● **Task to complete**
Skip any picture you find and retype all the remaining lines exactly.

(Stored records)

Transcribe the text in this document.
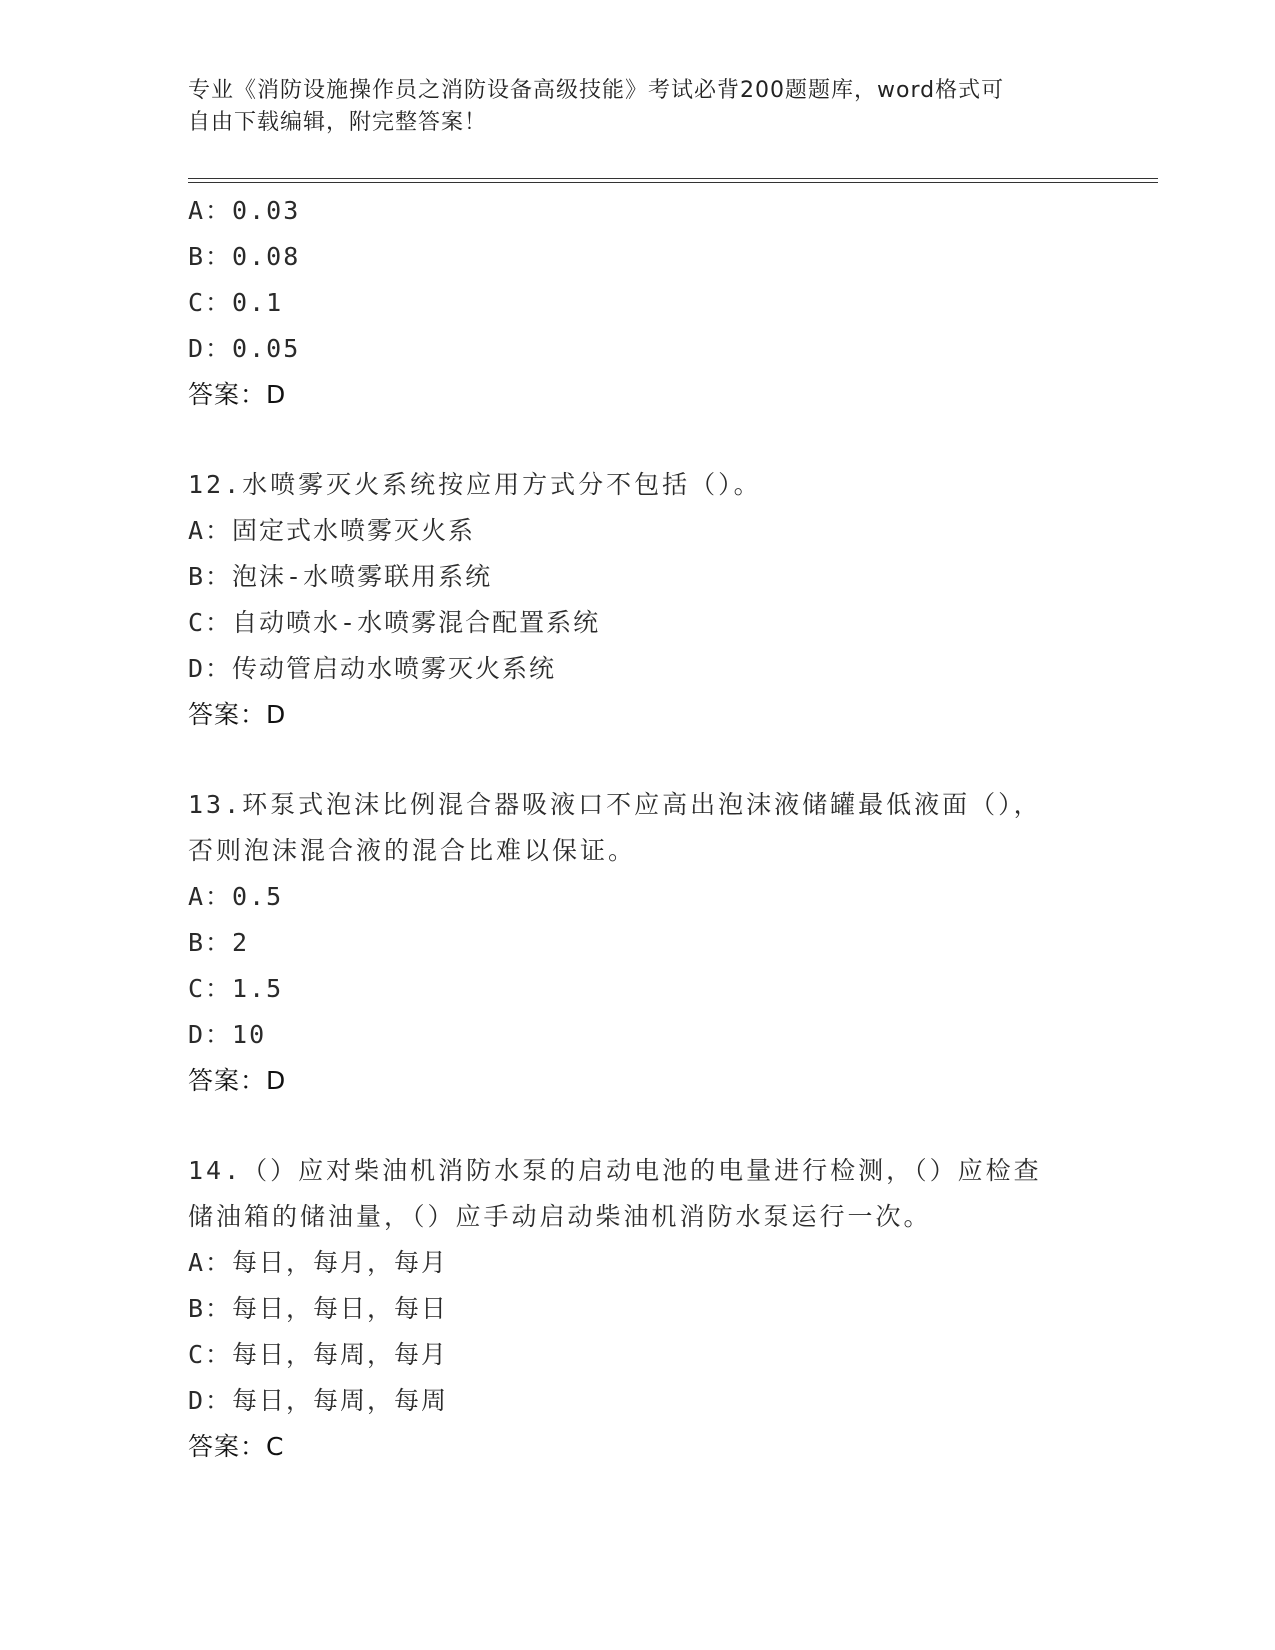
专业《消防设施操作员之消防设备高级技能》考试必背200题题库，word格式可
自由下载编辑，附完整答案！
A：0.03
B：0.08
C：0.1
D：0.05
答案：D
12.水喷雾灭火系统按应用方式分不包括（）。
A：固定式水喷雾灭火系
B：泡沫-水喷雾联用系统
C：自动喷水-水喷雾混合配置系统
D：传动管启动水喷雾灭火系统
答案：D
13.环泵式泡沫比例混合器吸液口不应高出泡沫液储罐最低液面（），
否则泡沫混合液的混合比难以保证。
A：0.5
B：2
C：1.5
D：10
答案：D
14.（）应对柴油机消防水泵的启动电池的电量进行检测，（）应检查
储油箱的储油量，（）应手动启动柴油机消防水泵运行一次。
A：每日，每月，每月
B：每日，每日，每日
C：每日，每周，每月
D：每日，每周，每周
答案：C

● **Completed exercise**
Transcribe the text in this document.
专业《消防设施操作员之消防设备高级技能》考试必背200题题库，word格式可
自由下载编辑，附完整答案！
A：0.03
B：0.08
C：0.1
D：0.05
答案：D
12.水喷雾灭火系统按应用方式分不包括（）。
A：固定式水喷雾灭火系
B：泡沫-水喷雾联用系统
C：自动喷水-水喷雾混合配置系统
D：传动管启动水喷雾灭火系统
答案：D
13.环泵式泡沫比例混合器吸液口不应高出泡沫液储罐最低液面（），
否则泡沫混合液的混合比难以保证。
A：0.5
B：2
C：1.5
D：10
答案：D
14.（）应对柴油机消防水泵的启动电池的电量进行检测，（）应检查
储油箱的储油量，（）应手动启动柴油机消防水泵运行一次。
A：每日，每月，每月
B：每日，每日，每日
C：每日，每周，每月
D：每日，每周，每周
答案：C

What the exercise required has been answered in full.